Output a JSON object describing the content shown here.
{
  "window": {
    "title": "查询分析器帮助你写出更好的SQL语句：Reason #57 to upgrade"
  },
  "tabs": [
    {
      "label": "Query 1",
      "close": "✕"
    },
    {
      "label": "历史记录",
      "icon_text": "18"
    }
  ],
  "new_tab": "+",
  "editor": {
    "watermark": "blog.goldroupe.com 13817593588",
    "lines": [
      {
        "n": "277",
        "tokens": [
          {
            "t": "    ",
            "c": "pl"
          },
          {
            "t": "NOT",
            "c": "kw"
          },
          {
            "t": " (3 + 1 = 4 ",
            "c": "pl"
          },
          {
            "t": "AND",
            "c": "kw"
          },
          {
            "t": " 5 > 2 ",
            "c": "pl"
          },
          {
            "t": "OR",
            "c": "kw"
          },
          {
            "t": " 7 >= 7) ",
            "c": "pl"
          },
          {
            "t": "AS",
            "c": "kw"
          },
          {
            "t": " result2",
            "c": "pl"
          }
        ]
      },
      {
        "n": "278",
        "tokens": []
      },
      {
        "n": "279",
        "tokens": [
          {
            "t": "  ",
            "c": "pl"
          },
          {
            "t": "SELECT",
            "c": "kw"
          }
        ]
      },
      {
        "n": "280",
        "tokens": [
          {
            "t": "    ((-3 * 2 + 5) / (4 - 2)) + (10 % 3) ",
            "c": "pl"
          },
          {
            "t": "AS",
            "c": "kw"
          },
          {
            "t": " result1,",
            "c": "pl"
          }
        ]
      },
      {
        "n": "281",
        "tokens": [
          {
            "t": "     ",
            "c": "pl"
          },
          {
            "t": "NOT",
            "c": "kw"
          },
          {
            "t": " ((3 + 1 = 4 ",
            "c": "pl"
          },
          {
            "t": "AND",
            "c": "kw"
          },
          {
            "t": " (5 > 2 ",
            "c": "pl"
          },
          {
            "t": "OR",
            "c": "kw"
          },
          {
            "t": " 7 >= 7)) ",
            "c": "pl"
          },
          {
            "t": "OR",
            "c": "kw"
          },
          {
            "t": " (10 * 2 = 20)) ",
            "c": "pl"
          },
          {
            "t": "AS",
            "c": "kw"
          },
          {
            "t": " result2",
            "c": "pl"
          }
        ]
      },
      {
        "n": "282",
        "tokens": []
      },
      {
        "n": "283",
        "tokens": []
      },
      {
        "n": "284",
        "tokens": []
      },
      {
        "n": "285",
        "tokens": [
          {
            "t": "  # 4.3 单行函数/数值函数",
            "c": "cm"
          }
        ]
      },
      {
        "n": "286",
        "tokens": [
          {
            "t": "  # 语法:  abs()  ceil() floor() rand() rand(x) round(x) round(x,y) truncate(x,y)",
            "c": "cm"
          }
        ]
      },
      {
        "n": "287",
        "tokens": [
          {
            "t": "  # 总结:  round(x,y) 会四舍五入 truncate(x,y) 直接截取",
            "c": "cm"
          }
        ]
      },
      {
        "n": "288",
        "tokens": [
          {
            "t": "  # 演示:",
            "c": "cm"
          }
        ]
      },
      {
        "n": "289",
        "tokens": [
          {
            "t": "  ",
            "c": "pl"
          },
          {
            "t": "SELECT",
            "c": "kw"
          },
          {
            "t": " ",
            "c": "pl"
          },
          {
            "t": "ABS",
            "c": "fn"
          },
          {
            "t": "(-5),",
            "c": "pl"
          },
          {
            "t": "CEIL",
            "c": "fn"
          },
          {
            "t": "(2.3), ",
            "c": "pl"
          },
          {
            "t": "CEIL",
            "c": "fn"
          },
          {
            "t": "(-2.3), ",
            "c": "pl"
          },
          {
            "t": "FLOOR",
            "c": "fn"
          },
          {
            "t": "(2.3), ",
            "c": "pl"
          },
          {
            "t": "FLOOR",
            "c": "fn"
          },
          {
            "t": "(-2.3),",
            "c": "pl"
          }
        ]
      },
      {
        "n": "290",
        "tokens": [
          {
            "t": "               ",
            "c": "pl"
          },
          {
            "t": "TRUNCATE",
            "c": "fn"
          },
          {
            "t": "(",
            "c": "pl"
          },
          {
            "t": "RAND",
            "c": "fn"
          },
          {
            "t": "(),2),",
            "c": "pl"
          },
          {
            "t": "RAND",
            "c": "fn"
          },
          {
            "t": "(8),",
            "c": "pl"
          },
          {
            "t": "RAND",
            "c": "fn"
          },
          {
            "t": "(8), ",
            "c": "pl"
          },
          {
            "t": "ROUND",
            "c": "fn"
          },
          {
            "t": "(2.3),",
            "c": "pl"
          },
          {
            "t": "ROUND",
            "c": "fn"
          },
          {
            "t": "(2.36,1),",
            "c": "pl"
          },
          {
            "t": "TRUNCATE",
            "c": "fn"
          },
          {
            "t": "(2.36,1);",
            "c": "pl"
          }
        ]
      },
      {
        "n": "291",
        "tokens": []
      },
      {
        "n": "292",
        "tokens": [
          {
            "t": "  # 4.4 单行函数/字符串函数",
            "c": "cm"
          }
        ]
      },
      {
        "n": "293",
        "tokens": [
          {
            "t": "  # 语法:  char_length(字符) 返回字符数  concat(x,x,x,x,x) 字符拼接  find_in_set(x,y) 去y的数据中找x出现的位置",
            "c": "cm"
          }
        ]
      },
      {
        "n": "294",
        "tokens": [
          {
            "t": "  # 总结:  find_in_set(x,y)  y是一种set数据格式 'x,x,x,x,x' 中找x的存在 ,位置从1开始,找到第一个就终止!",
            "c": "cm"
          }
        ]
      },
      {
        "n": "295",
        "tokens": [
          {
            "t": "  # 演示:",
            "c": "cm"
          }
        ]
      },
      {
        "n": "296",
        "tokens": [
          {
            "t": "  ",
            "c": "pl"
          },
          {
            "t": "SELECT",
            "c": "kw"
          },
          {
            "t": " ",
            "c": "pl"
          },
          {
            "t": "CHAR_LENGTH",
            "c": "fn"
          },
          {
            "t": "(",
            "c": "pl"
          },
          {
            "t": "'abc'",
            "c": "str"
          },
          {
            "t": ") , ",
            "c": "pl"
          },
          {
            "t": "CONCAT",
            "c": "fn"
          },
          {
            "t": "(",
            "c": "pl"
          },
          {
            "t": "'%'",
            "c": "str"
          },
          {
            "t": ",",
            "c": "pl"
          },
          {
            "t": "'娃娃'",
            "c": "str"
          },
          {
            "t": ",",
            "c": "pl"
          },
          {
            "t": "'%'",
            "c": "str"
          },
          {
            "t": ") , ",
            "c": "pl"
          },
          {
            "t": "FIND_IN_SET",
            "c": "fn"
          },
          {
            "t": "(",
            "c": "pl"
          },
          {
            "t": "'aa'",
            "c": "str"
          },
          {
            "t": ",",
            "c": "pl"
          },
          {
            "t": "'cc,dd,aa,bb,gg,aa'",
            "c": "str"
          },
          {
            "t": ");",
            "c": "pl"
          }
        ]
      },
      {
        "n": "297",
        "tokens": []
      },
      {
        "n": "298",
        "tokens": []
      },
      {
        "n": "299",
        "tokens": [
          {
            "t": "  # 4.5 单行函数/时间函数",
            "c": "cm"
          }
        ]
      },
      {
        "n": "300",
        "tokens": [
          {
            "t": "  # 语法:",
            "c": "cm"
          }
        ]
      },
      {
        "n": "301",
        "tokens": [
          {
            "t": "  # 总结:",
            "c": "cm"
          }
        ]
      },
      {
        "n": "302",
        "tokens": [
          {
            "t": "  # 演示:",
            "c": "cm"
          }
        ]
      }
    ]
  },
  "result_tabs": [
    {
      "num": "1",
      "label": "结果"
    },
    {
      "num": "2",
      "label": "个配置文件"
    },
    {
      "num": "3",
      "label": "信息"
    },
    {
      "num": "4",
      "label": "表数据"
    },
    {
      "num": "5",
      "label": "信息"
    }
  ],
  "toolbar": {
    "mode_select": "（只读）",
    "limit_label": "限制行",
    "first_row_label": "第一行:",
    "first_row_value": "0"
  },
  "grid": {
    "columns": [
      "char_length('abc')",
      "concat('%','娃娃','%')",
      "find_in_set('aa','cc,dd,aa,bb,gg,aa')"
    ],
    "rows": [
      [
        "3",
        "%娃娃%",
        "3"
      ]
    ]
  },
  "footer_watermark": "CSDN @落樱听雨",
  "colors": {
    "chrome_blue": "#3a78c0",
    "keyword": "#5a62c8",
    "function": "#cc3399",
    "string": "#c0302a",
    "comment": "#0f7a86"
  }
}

┄┄┄┄┄┄┄┄┄┄

Aim: Your task is to gather all lines from the entries above that hold the word "单行函数".

Task answer:
            "t": "  # 4.3 单行函数/数值函数",
            "t": "  # 4.4 单行函数/字符串函数",
            "t": "  # 4.5 单行函数/时间函数",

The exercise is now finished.